### [Entries]

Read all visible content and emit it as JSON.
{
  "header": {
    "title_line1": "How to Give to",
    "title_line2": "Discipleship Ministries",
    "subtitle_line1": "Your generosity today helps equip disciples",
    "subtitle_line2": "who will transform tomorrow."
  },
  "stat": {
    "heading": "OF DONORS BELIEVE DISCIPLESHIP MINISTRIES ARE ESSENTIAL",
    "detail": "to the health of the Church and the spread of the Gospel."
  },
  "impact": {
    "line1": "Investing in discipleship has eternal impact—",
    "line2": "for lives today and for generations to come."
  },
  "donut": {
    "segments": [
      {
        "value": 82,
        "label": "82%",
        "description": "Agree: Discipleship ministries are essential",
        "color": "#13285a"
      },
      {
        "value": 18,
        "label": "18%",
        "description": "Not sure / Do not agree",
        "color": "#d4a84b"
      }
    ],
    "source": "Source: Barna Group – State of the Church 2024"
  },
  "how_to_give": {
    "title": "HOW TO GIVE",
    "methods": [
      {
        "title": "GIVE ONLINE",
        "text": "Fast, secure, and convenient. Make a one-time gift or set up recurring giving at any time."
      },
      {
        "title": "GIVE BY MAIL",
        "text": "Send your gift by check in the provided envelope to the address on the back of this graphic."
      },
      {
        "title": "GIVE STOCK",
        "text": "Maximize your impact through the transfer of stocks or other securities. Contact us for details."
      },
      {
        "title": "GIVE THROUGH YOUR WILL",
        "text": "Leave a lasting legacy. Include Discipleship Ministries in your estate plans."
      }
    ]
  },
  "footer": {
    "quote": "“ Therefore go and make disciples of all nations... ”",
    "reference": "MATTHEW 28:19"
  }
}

### [Your objective]
Output the whole listing above again, word for word.

### [Solution for this exercise]
Read all visible content and emit it as JSON.
{
  "header": {
    "title_line1": "How to Give to",
    "title_line2": "Discipleship Ministries",
    "subtitle_line1": "Your generosity today helps equip disciples",
    "subtitle_line2": "who will transform tomorrow."
  },
  "stat": {
    "heading": "OF DONORS BELIEVE DISCIPLESHIP MINISTRIES ARE ESSENTIAL",
    "detail": "to the health of the Church and the spread of the Gospel."
  },
  "impact": {
    "line1": "Investing in discipleship has eternal impact—",
    "line2": "for lives today and for generations to come."
  },
  "donut": {
    "segments": [
      {
        "value": 82,
        "label": "82%",
        "description": "Agree: Discipleship ministries are essential",
        "color": "#13285a"
      },
      {
        "value": 18,
        "label": "18%",
        "description": "Not sure / Do not agree",
        "color": "#d4a84b"
      }
    ],
    "source": "Source: Barna Group – State of the Church 2024"
  },
  "how_to_give": {
    "title": "HOW TO GIVE",
    "methods": [
      {
        "title": "GIVE ONLINE",
        "text": "Fast, secure, and convenient. Make a one-time gift or set up recurring giving at any time."
      },
      {
        "title": "GIVE BY MAIL",
        "text": "Send your gift by check in the provided envelope to the address on the back of this graphic."
      },
      {
        "title": "GIVE STOCK",
        "text": "Maximize your impact through the transfer of stocks or other securities. Contact us for details."
      },
      {
        "title": "GIVE THROUGH YOUR WILL",
        "text": "Leave a lasting legacy. Include Discipleship Ministries in your estate plans."
      }
    ]
  },
  "footer": {
    "quote": "“ Therefore go and make disciples of all nations... ”",
    "reference": "MATTHEW 28:19"
  }
}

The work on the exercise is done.